*Exercise details*:
Check every line below for the word "this" and show those that hold it.

*Dataset*:
--------------------------------

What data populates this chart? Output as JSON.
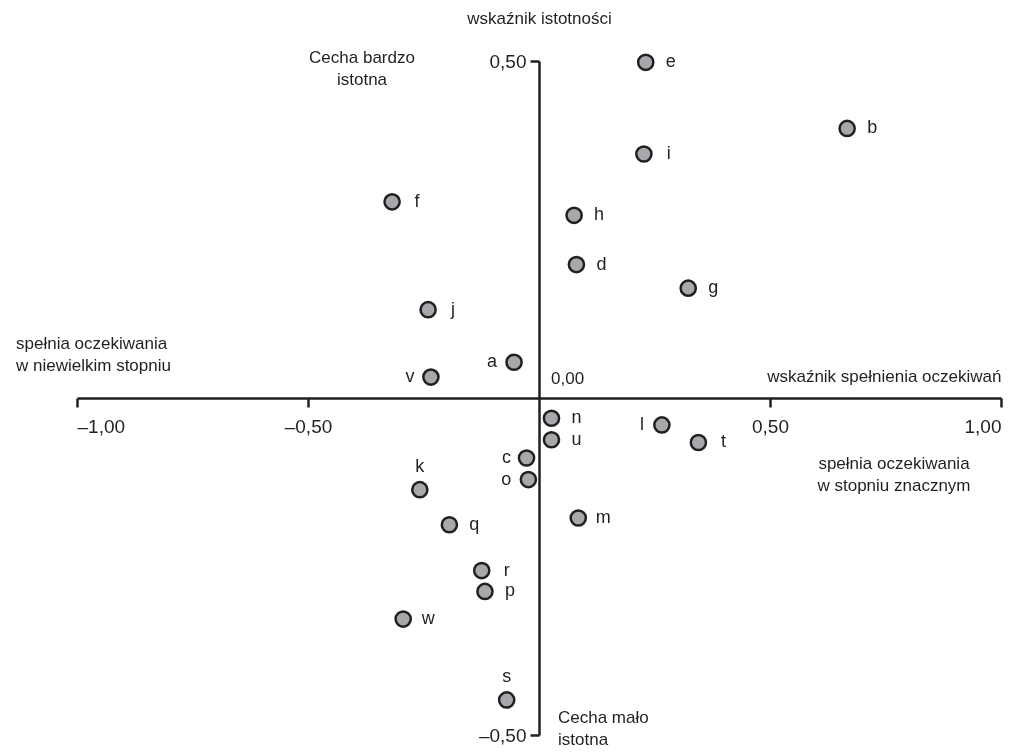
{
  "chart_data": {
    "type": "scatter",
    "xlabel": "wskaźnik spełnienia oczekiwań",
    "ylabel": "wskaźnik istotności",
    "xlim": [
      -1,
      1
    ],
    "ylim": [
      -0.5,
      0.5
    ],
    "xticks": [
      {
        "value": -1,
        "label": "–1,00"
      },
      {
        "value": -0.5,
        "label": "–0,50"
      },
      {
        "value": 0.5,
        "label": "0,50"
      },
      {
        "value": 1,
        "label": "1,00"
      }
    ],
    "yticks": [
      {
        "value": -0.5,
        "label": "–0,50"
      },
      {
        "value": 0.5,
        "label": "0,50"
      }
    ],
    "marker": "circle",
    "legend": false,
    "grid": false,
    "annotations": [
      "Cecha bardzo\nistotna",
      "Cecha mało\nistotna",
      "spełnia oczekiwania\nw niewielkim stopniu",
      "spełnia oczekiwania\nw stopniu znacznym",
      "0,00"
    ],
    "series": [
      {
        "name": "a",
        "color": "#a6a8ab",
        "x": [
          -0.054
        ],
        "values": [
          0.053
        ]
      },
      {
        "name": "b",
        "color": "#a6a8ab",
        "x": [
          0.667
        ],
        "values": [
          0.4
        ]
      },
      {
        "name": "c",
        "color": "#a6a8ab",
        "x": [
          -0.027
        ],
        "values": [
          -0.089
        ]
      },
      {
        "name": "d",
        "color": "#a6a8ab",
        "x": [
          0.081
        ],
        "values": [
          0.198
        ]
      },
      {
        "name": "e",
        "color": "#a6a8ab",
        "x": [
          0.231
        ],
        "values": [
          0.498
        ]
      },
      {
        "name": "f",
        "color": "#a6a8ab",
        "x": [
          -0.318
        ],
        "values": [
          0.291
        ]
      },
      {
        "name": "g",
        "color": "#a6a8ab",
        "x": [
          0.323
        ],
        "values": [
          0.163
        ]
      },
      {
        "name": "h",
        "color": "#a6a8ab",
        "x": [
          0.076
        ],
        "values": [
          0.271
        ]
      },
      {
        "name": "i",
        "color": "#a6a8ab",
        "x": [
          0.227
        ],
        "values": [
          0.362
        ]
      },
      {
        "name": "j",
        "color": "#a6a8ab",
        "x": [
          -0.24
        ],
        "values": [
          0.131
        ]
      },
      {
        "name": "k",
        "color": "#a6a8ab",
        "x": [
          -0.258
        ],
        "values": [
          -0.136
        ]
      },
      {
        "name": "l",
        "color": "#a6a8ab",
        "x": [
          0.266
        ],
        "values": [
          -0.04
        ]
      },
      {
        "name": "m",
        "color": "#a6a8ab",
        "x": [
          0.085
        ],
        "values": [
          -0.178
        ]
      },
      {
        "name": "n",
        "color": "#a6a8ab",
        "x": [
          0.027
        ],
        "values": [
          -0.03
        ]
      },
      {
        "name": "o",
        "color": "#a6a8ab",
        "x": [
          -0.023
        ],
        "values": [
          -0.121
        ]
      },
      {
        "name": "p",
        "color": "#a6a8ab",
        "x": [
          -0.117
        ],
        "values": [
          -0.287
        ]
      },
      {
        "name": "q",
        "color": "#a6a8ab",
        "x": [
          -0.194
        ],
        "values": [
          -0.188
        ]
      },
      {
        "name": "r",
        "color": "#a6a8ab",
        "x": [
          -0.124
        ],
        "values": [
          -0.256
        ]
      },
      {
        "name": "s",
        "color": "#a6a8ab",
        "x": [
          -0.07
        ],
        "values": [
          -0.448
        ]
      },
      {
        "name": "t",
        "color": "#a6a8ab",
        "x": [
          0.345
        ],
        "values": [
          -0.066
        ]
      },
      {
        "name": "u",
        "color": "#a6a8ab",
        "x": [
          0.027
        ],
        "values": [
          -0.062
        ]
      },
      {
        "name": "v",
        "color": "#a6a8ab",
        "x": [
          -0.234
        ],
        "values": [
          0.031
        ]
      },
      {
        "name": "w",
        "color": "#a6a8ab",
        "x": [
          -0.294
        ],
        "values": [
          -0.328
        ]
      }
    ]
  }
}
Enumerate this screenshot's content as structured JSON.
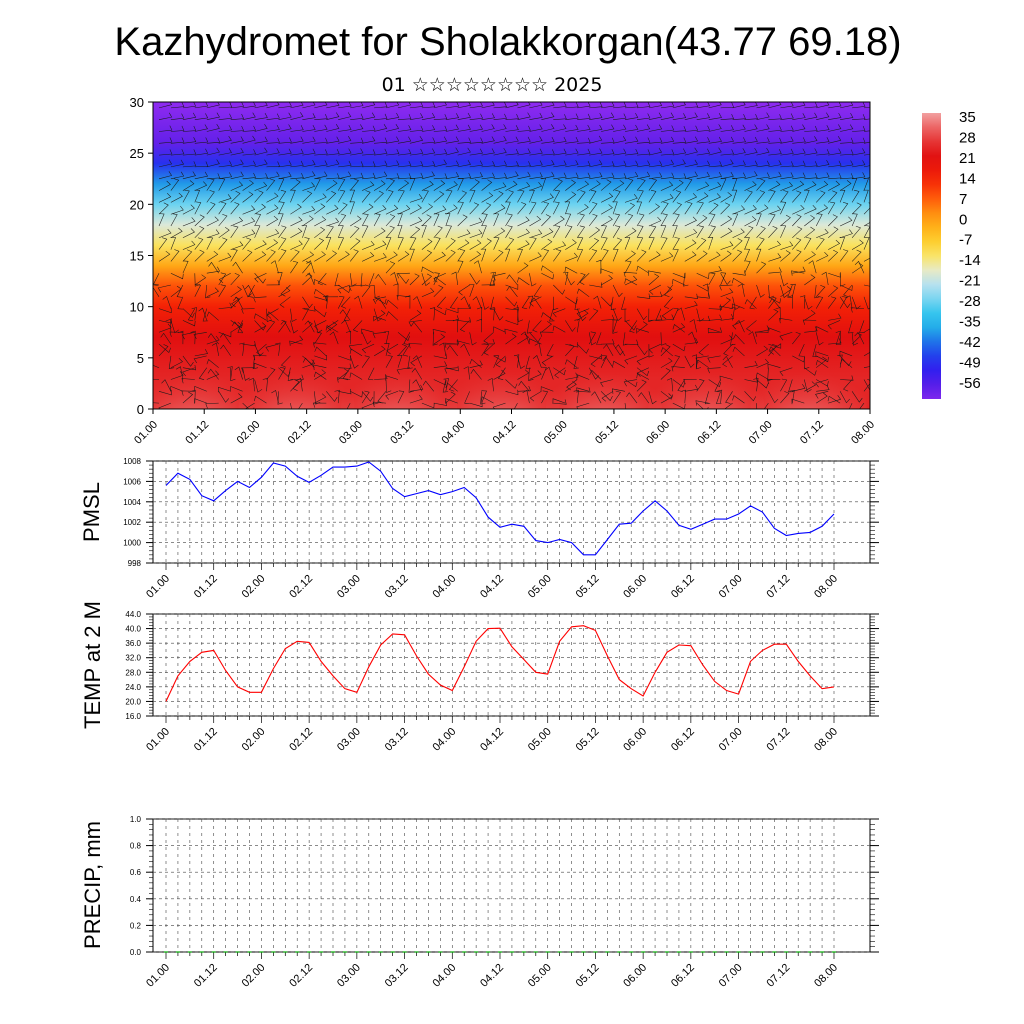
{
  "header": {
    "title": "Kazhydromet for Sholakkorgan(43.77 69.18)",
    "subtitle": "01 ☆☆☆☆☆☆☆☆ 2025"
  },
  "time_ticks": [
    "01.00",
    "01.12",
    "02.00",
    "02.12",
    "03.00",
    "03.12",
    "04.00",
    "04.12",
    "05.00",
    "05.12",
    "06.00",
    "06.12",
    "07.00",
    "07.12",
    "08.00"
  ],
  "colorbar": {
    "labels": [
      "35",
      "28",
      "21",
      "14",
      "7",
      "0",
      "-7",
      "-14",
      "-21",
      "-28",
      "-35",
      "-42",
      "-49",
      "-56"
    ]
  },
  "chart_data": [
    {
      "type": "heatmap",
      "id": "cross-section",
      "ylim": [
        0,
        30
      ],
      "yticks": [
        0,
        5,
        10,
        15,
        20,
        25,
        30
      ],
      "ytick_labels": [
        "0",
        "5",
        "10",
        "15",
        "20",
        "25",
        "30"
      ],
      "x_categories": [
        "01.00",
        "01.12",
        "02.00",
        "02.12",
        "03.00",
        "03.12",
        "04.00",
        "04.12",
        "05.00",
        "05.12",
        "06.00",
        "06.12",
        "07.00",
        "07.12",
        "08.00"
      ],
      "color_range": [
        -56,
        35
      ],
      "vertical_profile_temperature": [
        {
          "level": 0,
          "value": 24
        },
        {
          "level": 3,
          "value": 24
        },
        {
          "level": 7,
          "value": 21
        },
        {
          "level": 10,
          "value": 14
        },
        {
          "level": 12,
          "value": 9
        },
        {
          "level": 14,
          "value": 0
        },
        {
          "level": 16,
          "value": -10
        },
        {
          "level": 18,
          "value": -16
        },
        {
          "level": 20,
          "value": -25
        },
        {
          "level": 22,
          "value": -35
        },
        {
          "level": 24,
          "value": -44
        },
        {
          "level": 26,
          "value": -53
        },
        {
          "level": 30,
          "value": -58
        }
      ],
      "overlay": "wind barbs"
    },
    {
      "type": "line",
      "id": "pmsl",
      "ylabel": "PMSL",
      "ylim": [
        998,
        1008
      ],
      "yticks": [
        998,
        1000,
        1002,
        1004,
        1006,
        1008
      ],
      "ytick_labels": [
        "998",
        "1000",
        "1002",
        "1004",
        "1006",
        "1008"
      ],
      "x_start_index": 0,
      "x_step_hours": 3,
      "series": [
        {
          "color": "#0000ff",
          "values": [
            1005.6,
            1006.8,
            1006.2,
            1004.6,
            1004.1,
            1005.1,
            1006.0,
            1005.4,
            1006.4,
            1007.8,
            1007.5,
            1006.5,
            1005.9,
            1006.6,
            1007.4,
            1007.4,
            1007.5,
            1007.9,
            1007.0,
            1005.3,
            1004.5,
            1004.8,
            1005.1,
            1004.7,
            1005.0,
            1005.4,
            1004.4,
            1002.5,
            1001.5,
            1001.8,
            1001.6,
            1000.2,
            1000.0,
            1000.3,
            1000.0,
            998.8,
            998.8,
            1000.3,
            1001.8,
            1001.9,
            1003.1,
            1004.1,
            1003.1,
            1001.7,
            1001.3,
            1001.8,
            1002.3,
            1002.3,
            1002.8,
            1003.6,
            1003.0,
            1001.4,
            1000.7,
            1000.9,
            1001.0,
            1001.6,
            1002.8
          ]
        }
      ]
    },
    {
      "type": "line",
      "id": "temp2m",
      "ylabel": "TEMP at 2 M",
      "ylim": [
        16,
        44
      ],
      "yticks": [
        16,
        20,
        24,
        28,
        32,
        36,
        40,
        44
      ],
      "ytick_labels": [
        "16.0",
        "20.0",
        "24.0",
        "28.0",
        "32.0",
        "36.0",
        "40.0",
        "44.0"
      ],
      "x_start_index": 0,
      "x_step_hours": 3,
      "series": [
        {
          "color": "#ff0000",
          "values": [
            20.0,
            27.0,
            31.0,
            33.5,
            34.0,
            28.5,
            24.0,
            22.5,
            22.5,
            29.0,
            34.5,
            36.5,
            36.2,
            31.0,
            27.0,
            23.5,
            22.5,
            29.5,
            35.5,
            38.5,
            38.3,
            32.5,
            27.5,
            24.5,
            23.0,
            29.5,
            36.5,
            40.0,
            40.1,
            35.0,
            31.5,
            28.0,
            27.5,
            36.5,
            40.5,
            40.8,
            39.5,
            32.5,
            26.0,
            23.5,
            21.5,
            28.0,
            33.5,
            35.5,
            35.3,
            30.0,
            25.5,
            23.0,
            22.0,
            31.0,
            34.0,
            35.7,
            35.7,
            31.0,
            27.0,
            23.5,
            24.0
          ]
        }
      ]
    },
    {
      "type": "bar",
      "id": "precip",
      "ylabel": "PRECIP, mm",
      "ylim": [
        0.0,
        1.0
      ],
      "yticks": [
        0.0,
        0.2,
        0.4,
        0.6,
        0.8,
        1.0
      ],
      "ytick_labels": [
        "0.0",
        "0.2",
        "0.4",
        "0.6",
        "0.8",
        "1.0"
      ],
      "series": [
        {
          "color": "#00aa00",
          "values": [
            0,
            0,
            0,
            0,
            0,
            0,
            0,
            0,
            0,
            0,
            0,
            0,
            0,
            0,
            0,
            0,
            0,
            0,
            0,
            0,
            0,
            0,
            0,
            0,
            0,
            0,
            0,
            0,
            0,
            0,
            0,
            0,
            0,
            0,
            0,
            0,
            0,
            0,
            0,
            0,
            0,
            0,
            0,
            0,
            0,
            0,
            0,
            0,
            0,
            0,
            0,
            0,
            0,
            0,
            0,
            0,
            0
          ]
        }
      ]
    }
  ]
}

--------------------------------

*The completed task*:
What data populates this chart? Output as JSON.
Enumerate this screenshot's content as structured JSON.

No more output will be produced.